§ WORK INSTRUCTIONS
Count every line that has the word "svátek". Give the number, without anything more.

§ STORED DATA
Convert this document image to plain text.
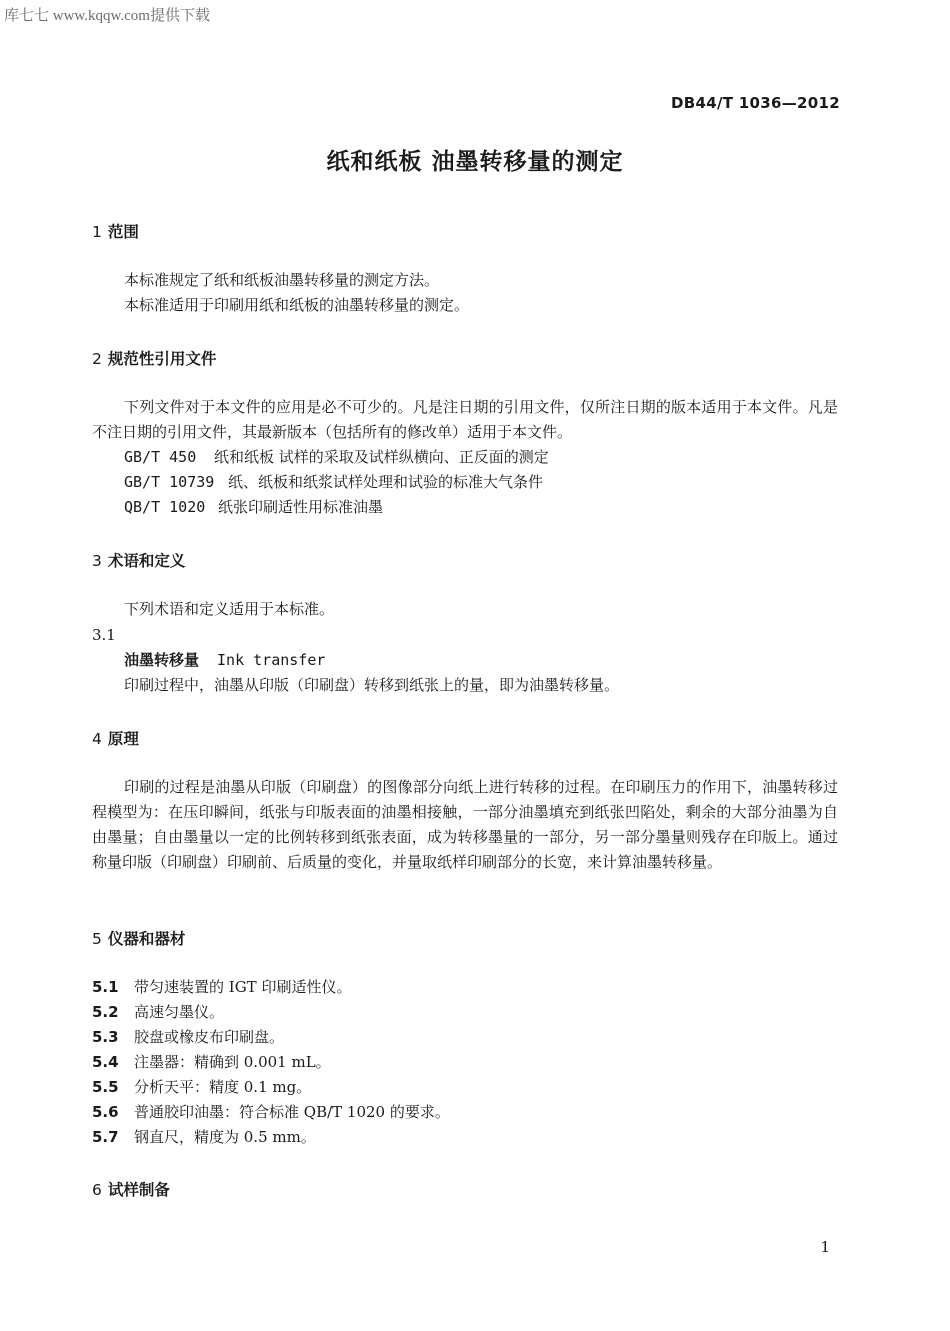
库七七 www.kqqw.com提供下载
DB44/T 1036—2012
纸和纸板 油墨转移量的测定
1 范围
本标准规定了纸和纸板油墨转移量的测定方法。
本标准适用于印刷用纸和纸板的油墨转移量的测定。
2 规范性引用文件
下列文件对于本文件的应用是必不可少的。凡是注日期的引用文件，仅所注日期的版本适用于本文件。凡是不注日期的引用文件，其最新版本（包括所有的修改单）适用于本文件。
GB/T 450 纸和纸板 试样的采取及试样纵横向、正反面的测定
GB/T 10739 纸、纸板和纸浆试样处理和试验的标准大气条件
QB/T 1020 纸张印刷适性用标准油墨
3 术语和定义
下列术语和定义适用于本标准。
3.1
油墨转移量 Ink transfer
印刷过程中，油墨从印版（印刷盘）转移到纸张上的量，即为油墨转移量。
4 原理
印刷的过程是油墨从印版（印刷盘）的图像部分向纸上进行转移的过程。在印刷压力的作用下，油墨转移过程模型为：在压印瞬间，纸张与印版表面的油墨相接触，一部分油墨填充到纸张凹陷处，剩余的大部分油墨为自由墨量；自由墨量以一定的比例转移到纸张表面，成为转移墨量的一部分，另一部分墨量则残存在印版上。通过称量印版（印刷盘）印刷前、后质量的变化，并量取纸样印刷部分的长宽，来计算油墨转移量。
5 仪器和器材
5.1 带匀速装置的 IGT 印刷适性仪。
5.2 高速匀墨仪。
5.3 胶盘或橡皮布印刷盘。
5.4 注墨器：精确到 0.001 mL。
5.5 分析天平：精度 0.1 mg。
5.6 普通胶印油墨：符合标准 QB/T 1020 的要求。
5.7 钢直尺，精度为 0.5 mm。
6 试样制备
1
==
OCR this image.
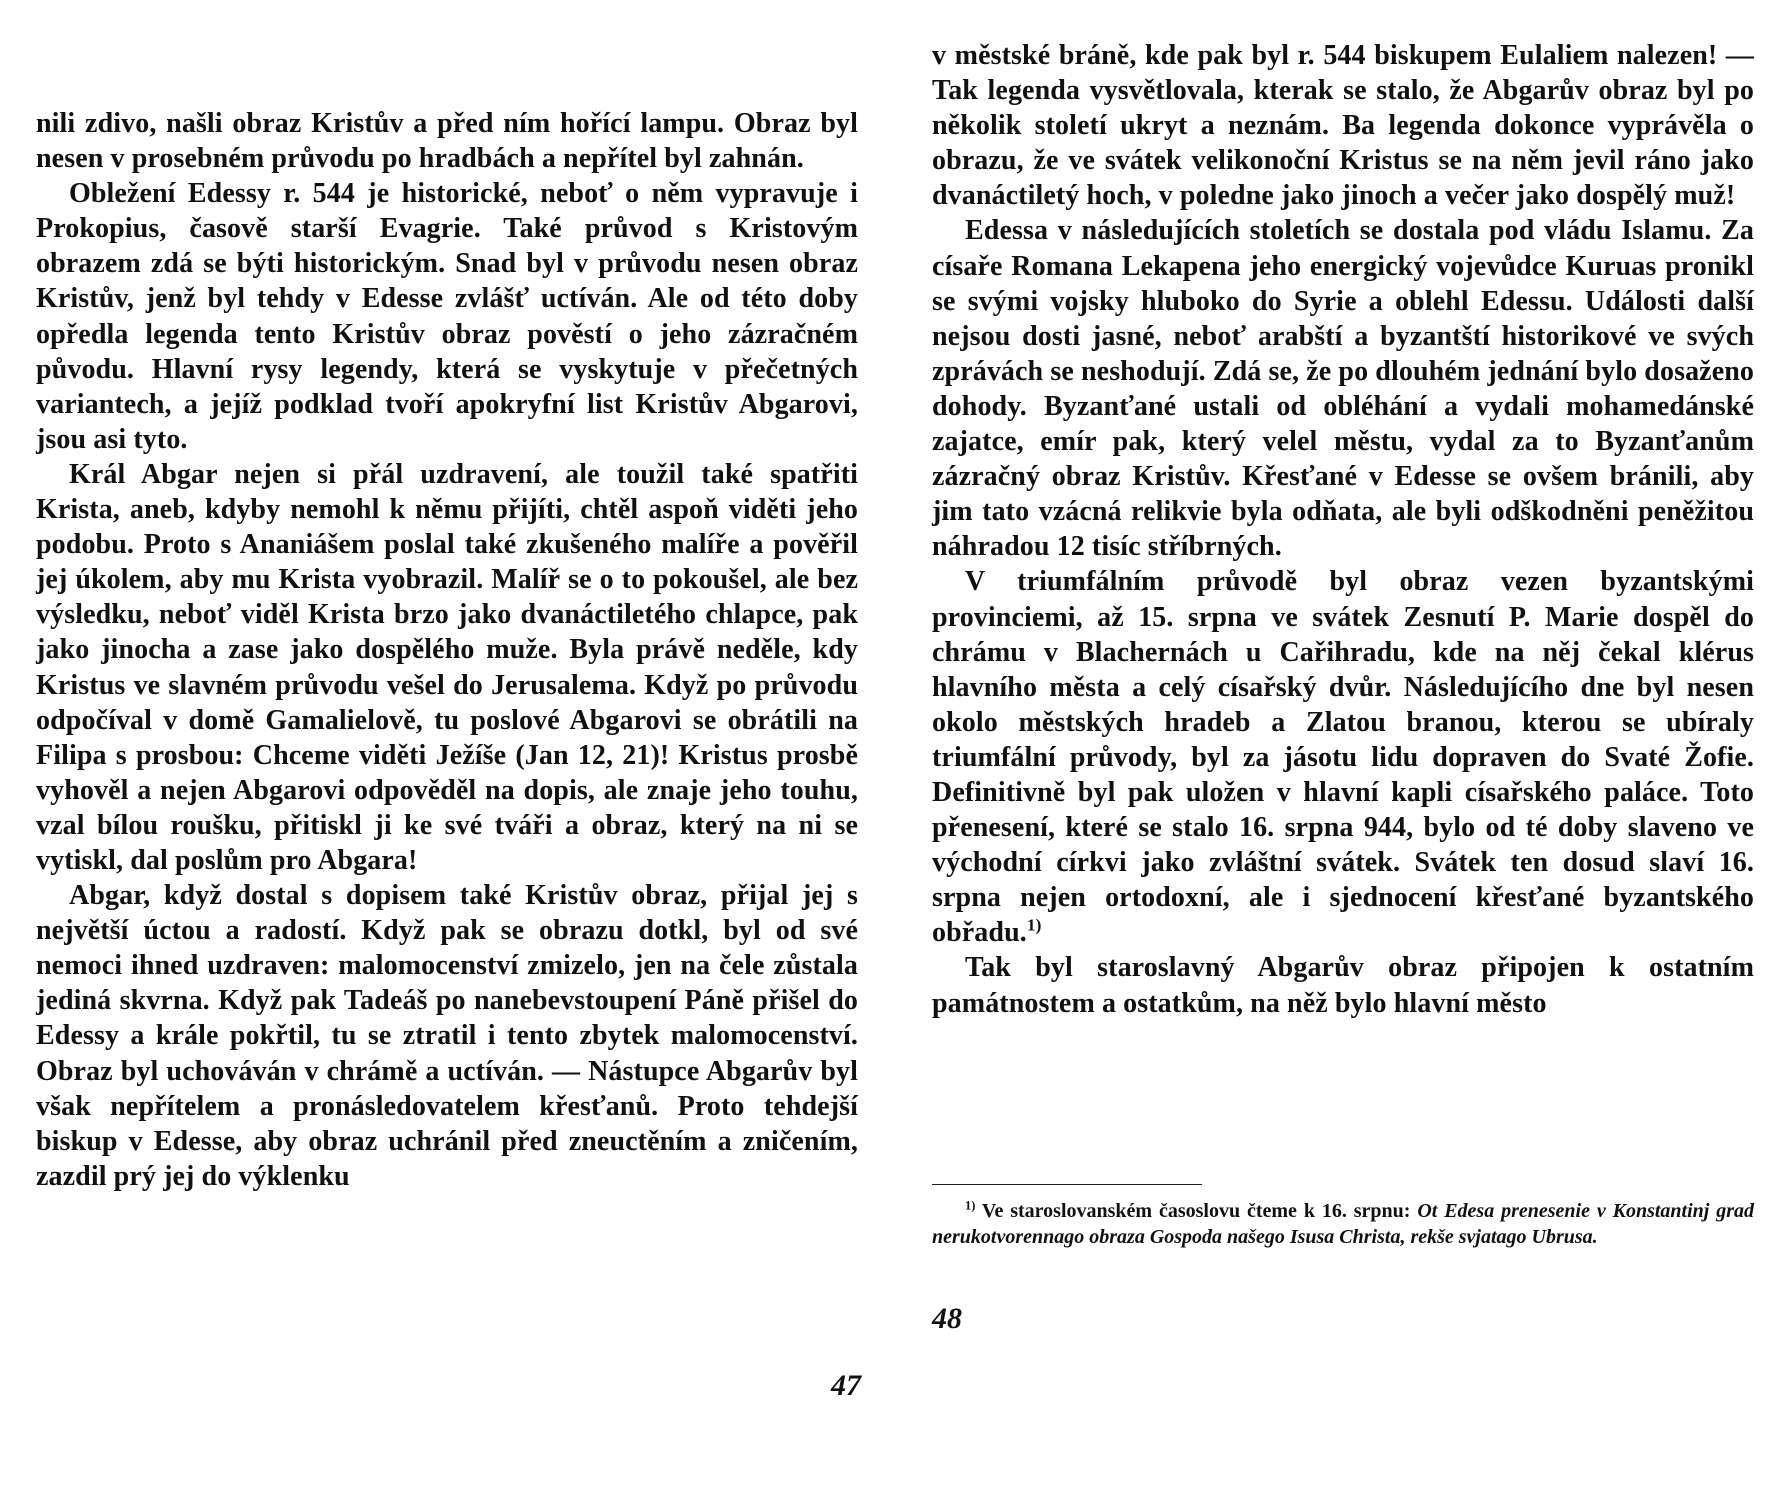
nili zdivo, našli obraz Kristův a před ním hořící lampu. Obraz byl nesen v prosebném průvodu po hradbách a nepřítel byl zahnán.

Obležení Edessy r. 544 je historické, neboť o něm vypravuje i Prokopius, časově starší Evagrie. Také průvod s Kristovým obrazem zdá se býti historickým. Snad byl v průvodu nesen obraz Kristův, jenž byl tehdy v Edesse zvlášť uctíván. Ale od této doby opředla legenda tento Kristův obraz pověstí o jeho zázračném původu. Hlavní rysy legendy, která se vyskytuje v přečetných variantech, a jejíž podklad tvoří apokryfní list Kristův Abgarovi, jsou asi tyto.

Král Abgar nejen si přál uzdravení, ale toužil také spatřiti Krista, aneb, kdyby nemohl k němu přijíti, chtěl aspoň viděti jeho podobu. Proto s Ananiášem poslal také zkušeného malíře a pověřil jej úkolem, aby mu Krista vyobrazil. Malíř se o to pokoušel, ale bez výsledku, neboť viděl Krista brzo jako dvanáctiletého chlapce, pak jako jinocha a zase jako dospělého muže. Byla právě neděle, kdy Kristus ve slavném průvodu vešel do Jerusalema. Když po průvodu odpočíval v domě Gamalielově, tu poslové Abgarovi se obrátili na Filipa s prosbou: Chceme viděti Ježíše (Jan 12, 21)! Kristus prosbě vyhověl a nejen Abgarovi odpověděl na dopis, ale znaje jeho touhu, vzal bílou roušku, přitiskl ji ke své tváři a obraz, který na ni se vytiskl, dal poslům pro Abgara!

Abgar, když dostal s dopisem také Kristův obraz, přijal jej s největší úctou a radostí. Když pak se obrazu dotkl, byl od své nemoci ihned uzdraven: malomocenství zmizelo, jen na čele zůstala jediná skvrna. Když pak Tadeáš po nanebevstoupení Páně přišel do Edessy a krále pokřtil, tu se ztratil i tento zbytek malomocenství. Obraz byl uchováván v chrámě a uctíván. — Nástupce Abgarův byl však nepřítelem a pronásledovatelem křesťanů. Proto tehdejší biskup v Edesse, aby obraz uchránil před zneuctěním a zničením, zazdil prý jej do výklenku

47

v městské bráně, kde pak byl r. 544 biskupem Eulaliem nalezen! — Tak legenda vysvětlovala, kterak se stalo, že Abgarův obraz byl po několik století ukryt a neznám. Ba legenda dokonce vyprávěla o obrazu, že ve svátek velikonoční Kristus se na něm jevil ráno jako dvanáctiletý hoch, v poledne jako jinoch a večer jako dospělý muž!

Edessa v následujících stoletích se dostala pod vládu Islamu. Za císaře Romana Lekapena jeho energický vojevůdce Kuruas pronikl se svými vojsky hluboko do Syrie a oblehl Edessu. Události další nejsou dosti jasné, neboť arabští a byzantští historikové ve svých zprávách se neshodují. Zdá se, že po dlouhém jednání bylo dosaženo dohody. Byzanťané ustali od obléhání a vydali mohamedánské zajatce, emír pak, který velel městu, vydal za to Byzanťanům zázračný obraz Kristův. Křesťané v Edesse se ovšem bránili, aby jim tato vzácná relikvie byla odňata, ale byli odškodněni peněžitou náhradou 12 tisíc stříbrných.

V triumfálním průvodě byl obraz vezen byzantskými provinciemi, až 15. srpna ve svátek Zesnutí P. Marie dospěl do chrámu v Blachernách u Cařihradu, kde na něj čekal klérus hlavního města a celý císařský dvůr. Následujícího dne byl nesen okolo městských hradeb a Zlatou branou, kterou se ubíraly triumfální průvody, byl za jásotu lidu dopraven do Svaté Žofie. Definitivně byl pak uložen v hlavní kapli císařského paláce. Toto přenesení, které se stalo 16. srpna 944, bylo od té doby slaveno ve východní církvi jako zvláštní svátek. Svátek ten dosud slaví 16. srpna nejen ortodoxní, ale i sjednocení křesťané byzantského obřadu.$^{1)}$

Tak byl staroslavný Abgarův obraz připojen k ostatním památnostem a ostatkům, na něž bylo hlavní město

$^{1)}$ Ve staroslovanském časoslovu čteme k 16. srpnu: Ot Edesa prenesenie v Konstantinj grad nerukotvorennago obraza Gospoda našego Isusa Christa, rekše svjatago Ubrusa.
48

§ TASK RESULT
2